Given problem:
All of the listing below must be repeated word for word. Pictures are the only thing to omit.

"""

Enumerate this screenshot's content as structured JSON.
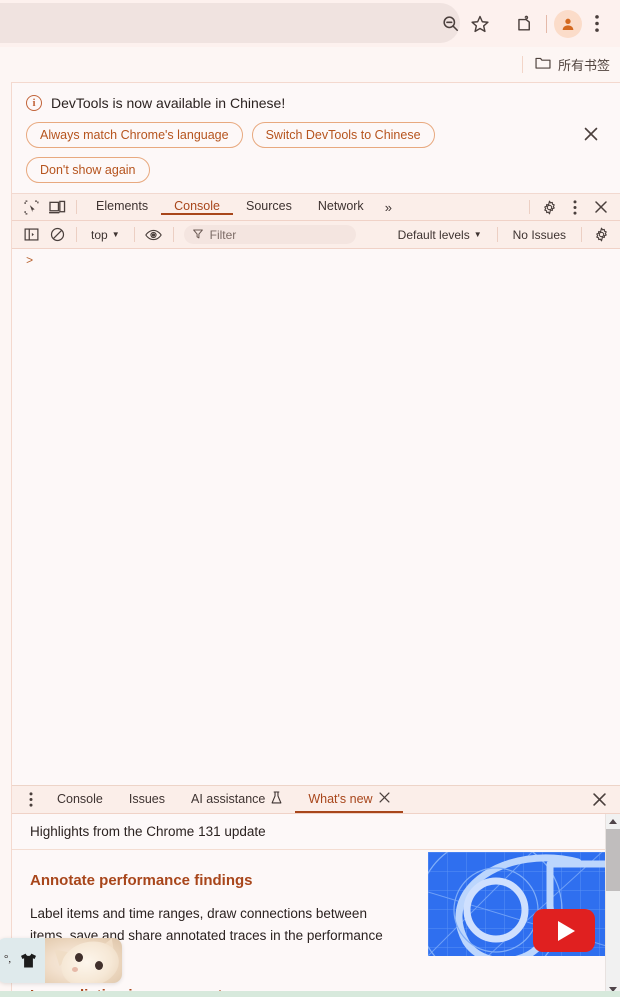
{
  "browser": {
    "toolbar_icons": [
      "zoom-out-icon",
      "bookmark-star-icon",
      "extensions-icon",
      "profile-avatar-icon",
      "chrome-menu-icon"
    ],
    "bookmark_bar": {
      "all_bookmarks_label": "所有书签",
      "folder_icon": "folder-icon"
    }
  },
  "devtools": {
    "language_banner": {
      "info_icon": "info-icon",
      "title": "DevTools is now available in Chinese!",
      "buttons": [
        "Always match Chrome's language",
        "Switch DevTools to Chinese",
        "Don't show again"
      ],
      "close_icon": "close-icon"
    },
    "tab_strip": {
      "inspect_icon": "inspect-element-icon",
      "device_icon": "device-toolbar-icon",
      "tabs": [
        {
          "label": "Elements",
          "active": false
        },
        {
          "label": "Console",
          "active": true
        },
        {
          "label": "Sources",
          "active": false
        },
        {
          "label": "Network",
          "active": false
        }
      ],
      "more_tabs_label": "»",
      "settings_icon": "gear-icon",
      "more_options_icon": "kebab-menu-icon",
      "close_icon": "close-icon"
    },
    "console_toolbar": {
      "sidebar_toggle_icon": "show-console-sidebar-icon",
      "clear_icon": "clear-console-icon",
      "context_label": "top",
      "eye_icon": "live-expression-icon",
      "filter_icon": "filter-icon",
      "filter_placeholder": "Filter",
      "filter_value": "",
      "levels_label": "Default levels",
      "issues_label": "No Issues",
      "settings_icon": "gear-icon"
    },
    "console_body": {
      "prompt_symbol": ">"
    },
    "drawer": {
      "menu_icon": "kebab-menu-icon",
      "tabs": [
        {
          "label": "Console",
          "active": false,
          "icon": null,
          "closeable": false
        },
        {
          "label": "Issues",
          "active": false,
          "icon": null,
          "closeable": false
        },
        {
          "label": "AI assistance",
          "active": false,
          "icon": "flask-icon",
          "closeable": false
        },
        {
          "label": "What's new",
          "active": true,
          "icon": null,
          "closeable": true
        }
      ],
      "close_icon": "close-icon",
      "whats_new": {
        "highlight_line": "Highlights from the Chrome 131 update",
        "sections": [
          {
            "heading": "Annotate performance findings",
            "body": "Label items and time ranges, draw connections between items, save and share annotated traces in the performance panel.",
            "thumbnail": {
              "type": "youtube-video-thumbnail",
              "play_icon": "youtube-play-icon",
              "background_color": "#2f6fef"
            }
          },
          {
            "heading": "Ignore listing improvements",
            "body": ""
          }
        ]
      },
      "scrollbar": {
        "up_arrow_icon": "scroll-up-arrow-icon",
        "down_arrow_icon": "scroll-down-arrow-icon"
      }
    }
  },
  "overlay_popup": {
    "glyph_text": "°,",
    "shirt_icon": "tshirt-icon",
    "thumbnail": "cat-photo-thumbnail"
  },
  "colors": {
    "accent": "#a8461b",
    "banner_border": "#e8a97f",
    "background": "#fdf8f8",
    "chrome_toolbar": "#fdf1ee",
    "youtube_red": "#e02020",
    "thumb_blue": "#2f6fef"
  }
}
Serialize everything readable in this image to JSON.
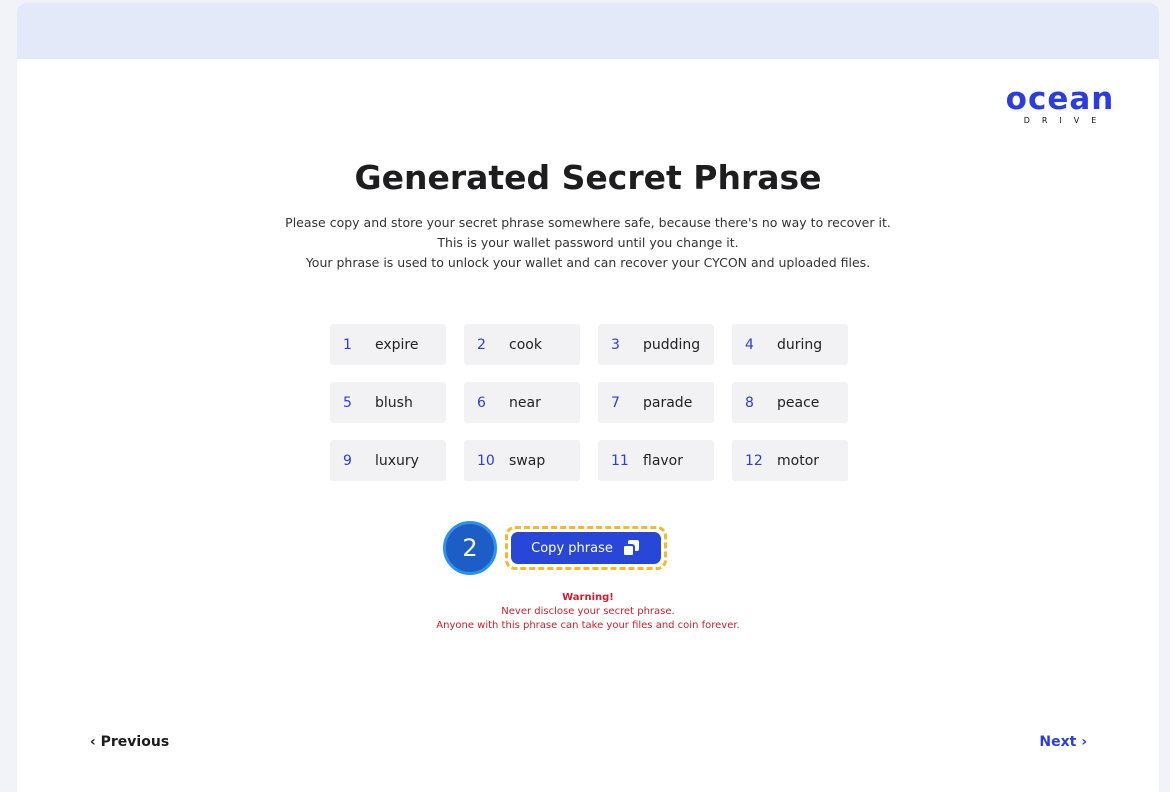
{
  "brand": {
    "logo_text": "ocean",
    "logo_sub": "DRIVE",
    "accent": "#2b3de0"
  },
  "title": "Generated Secret Phrase",
  "description": [
    "Please copy and store your secret phrase somewhere safe, because there's no way to recover it.",
    "This is your wallet password until you change it.",
    "Your phrase is used to unlock your wallet and can recover your CYCON and uploaded files."
  ],
  "words": [
    {
      "num": "1",
      "word": "expire"
    },
    {
      "num": "2",
      "word": "cook"
    },
    {
      "num": "3",
      "word": "pudding"
    },
    {
      "num": "4",
      "word": "during"
    },
    {
      "num": "5",
      "word": "blush"
    },
    {
      "num": "6",
      "word": "near"
    },
    {
      "num": "7",
      "word": "parade"
    },
    {
      "num": "8",
      "word": "peace"
    },
    {
      "num": "9",
      "word": "luxury"
    },
    {
      "num": "10",
      "word": "swap"
    },
    {
      "num": "11",
      "word": "flavor"
    },
    {
      "num": "12",
      "word": "motor"
    }
  ],
  "copy_button": {
    "label": "Copy phrase",
    "icon": "copy-icon"
  },
  "step_badge": "2",
  "warning": {
    "title": "Warning!",
    "lines": [
      "Never disclose your secret phrase.",
      "Anyone with this phrase can take your files and coin forever."
    ]
  },
  "nav": {
    "prev": "‹ Previous",
    "next": "Next ›"
  }
}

"""

Written reply:
Enumerate this screenshot's content as structured JSON.
{
  "browser": {
    "toolbar_icons": [
      "zoom-out-icon",
      "bookmark-star-icon",
      "extensions-icon",
      "profile-avatar-icon",
      "chrome-menu-icon"
    ],
    "bookmark_bar": {
      "all_bookmarks_label": "所有书签",
      "folder_icon": "folder-icon"
    }
  },
  "devtools": {
    "language_banner": {
      "info_icon": "info-icon",
      "title": "DevTools is now available in Chinese!",
      "buttons": [
        "Always match Chrome's language",
        "Switch DevTools to Chinese",
        "Don't show again"
      ],
      "close_icon": "close-icon"
    },
    "tab_strip": {
      "inspect_icon": "inspect-element-icon",
      "device_icon": "device-toolbar-icon",
      "tabs": [
        {
          "label": "Elements",
          "active": false
        },
        {
          "label": "Console",
          "active": true
        },
        {
          "label": "Sources",
          "active": false
        },
        {
          "label": "Network",
          "active": false
        }
      ],
      "more_tabs_label": "»",
      "settings_icon": "gear-icon",
      "more_options_icon": "kebab-menu-icon",
      "close_icon": "close-icon"
    },
    "console_toolbar": {
      "sidebar_toggle_icon": "show-console-sidebar-icon",
      "clear_icon": "clear-console-icon",
      "context_label": "top",
      "eye_icon": "live-expression-icon",
      "filter_icon": "filter-icon",
      "filter_placeholder": "Filter",
      "filter_value": "",
      "levels_label": "Default levels",
      "issues_label": "No Issues",
      "settings_icon": "gear-icon"
    },
    "console_body": {
      "prompt_symbol": ">"
    },
    "drawer": {
      "menu_icon": "kebab-menu-icon",
      "tabs": [
        {
          "label": "Console",
          "active": false,
          "icon": null,
          "closeable": false
        },
        {
          "label": "Issues",
          "active": false,
          "icon": null,
          "closeable": false
        },
        {
          "label": "AI assistance",
          "active": false,
          "icon": "flask-icon",
          "closeable": false
        },
        {
          "label": "What's new",
          "active": true,
          "icon": null,
          "closeable": true
        }
      ],
      "close_icon": "close-icon",
      "whats_new": {
        "highlight_line": "Highlights from the Chrome 131 update",
        "sections": [
          {
            "heading": "Annotate performance findings",
            "body": "Label items and time ranges, draw connections between items, save and share annotated traces in the performance panel.",
            "thumbnail": {
              "type": "youtube-video-thumbnail",
              "play_icon": "youtube-play-icon",
              "background_color": "#2f6fef"
            }
          },
          {
            "heading": "Ignore listing improvements",
            "body": ""
          }
        ]
      },
      "scrollbar": {
        "up_arrow_icon": "scroll-up-arrow-icon",
        "down_arrow_icon": "scroll-down-arrow-icon"
      }
    }
  },
  "overlay_popup": {
    "glyph_text": "°,",
    "shirt_icon": "tshirt-icon",
    "thumbnail": "cat-photo-thumbnail"
  },
  "colors": {
    "accent": "#a8461b",
    "banner_border": "#e8a97f",
    "background": "#fdf8f8",
    "chrome_toolbar": "#fdf1ee",
    "youtube_red": "#e02020",
    "thumb_blue": "#2f6fef"
  }
}
Serialize everything readable in this image to JSON.
{
  "brand": {
    "logo_text": "ocean",
    "logo_sub": "DRIVE",
    "accent": "#2b3de0"
  },
  "title": "Generated Secret Phrase",
  "description": [
    "Please copy and store your secret phrase somewhere safe, because there's no way to recover it.",
    "This is your wallet password until you change it.",
    "Your phrase is used to unlock your wallet and can recover your CYCON and uploaded files."
  ],
  "words": [
    {
      "num": "1",
      "word": "expire"
    },
    {
      "num": "2",
      "word": "cook"
    },
    {
      "num": "3",
      "word": "pudding"
    },
    {
      "num": "4",
      "word": "during"
    },
    {
      "num": "5",
      "word": "blush"
    },
    {
      "num": "6",
      "word": "near"
    },
    {
      "num": "7",
      "word": "parade"
    },
    {
      "num": "8",
      "word": "peace"
    },
    {
      "num": "9",
      "word": "luxury"
    },
    {
      "num": "10",
      "word": "swap"
    },
    {
      "num": "11",
      "word": "flavor"
    },
    {
      "num": "12",
      "word": "motor"
    }
  ],
  "copy_button": {
    "label": "Copy phrase",
    "icon": "copy-icon"
  },
  "step_badge": "2",
  "warning": {
    "title": "Warning!",
    "lines": [
      "Never disclose your secret phrase.",
      "Anyone with this phrase can take your files and coin forever."
    ]
  },
  "nav": {
    "prev": "‹ Previous",
    "next": "Next ›"
  }
}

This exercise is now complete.